### [PROMPT]
The records below are to be quoted in full; please keep every word exact.

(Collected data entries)
+ + + + + + +

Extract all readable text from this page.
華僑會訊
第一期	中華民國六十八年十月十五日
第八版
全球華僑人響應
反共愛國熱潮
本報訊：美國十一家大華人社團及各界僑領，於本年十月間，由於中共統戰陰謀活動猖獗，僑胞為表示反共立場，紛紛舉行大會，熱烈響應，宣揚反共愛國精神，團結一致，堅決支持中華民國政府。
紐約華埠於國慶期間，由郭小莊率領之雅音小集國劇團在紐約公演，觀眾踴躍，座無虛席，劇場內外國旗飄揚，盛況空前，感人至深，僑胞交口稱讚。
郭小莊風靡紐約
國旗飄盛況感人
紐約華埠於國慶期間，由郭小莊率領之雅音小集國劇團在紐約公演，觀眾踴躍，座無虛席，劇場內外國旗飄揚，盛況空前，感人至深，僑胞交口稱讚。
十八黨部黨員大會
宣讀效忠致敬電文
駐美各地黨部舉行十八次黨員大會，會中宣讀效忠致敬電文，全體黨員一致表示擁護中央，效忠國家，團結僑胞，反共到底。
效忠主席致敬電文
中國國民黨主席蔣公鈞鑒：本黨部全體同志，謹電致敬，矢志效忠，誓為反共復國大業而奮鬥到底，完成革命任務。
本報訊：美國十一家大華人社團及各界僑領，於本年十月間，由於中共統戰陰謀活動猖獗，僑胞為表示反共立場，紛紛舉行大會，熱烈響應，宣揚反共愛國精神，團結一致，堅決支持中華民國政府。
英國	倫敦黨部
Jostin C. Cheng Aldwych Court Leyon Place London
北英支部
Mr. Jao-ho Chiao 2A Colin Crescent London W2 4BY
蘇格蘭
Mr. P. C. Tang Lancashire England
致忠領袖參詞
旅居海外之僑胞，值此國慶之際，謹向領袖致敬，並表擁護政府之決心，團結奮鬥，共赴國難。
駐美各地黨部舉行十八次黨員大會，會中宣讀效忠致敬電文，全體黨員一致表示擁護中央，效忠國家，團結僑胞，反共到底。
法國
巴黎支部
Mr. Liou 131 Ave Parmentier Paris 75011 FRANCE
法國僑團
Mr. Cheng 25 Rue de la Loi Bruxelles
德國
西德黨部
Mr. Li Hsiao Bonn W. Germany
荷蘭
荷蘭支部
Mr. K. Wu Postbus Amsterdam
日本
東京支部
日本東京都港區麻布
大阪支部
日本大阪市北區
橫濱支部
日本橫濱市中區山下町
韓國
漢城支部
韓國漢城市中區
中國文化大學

+ + + + + + +

### [OUTPUT BELOW]
Extract all readable text from this page.
華僑會訊
第一期	中華民國六十八年十月十五日
第八版
全球華僑人響應
反共愛國熱潮
本報訊：美國十一家大華人社團及各界僑領，於本年十月間，由於中共統戰陰謀活動猖獗，僑胞為表示反共立場，紛紛舉行大會，熱烈響應，宣揚反共愛國精神，團結一致，堅決支持中華民國政府。
紐約華埠於國慶期間，由郭小莊率領之雅音小集國劇團在紐約公演，觀眾踴躍，座無虛席，劇場內外國旗飄揚，盛況空前，感人至深，僑胞交口稱讚。
郭小莊風靡紐約
國旗飄盛況感人
紐約華埠於國慶期間，由郭小莊率領之雅音小集國劇團在紐約公演，觀眾踴躍，座無虛席，劇場內外國旗飄揚，盛況空前，感人至深，僑胞交口稱讚。
十八黨部黨員大會
宣讀效忠致敬電文
駐美各地黨部舉行十八次黨員大會，會中宣讀效忠致敬電文，全體黨員一致表示擁護中央，效忠國家，團結僑胞，反共到底。
效忠主席致敬電文
中國國民黨主席蔣公鈞鑒：本黨部全體同志，謹電致敬，矢志效忠，誓為反共復國大業而奮鬥到底，完成革命任務。
本報訊：美國十一家大華人社團及各界僑領，於本年十月間，由於中共統戰陰謀活動猖獗，僑胞為表示反共立場，紛紛舉行大會，熱烈響應，宣揚反共愛國精神，團結一致，堅決支持中華民國政府。
英國	倫敦黨部
Jostin C. Cheng Aldwych Court Leyon Place London
北英支部
Mr. Jao-ho Chiao 2A Colin Crescent London W2 4BY
蘇格蘭
Mr. P. C. Tang Lancashire England
致忠領袖參詞
旅居海外之僑胞，值此國慶之際，謹向領袖致敬，並表擁護政府之決心，團結奮鬥，共赴國難。
駐美各地黨部舉行十八次黨員大會，會中宣讀效忠致敬電文，全體黨員一致表示擁護中央，效忠國家，團結僑胞，反共到底。
法國
巴黎支部
Mr. Liou 131 Ave Parmentier Paris 75011 FRANCE
法國僑團
Mr. Cheng 25 Rue de la Loi Bruxelles
德國
西德黨部
Mr. Li Hsiao Bonn W. Germany
荷蘭
荷蘭支部
Mr. K. Wu Postbus Amsterdam
日本
東京支部
日本東京都港區麻布
大阪支部
日本大阪市北區
橫濱支部
日本橫濱市中區山下町
韓國
漢城支部
韓國漢城市中區
中國文化大學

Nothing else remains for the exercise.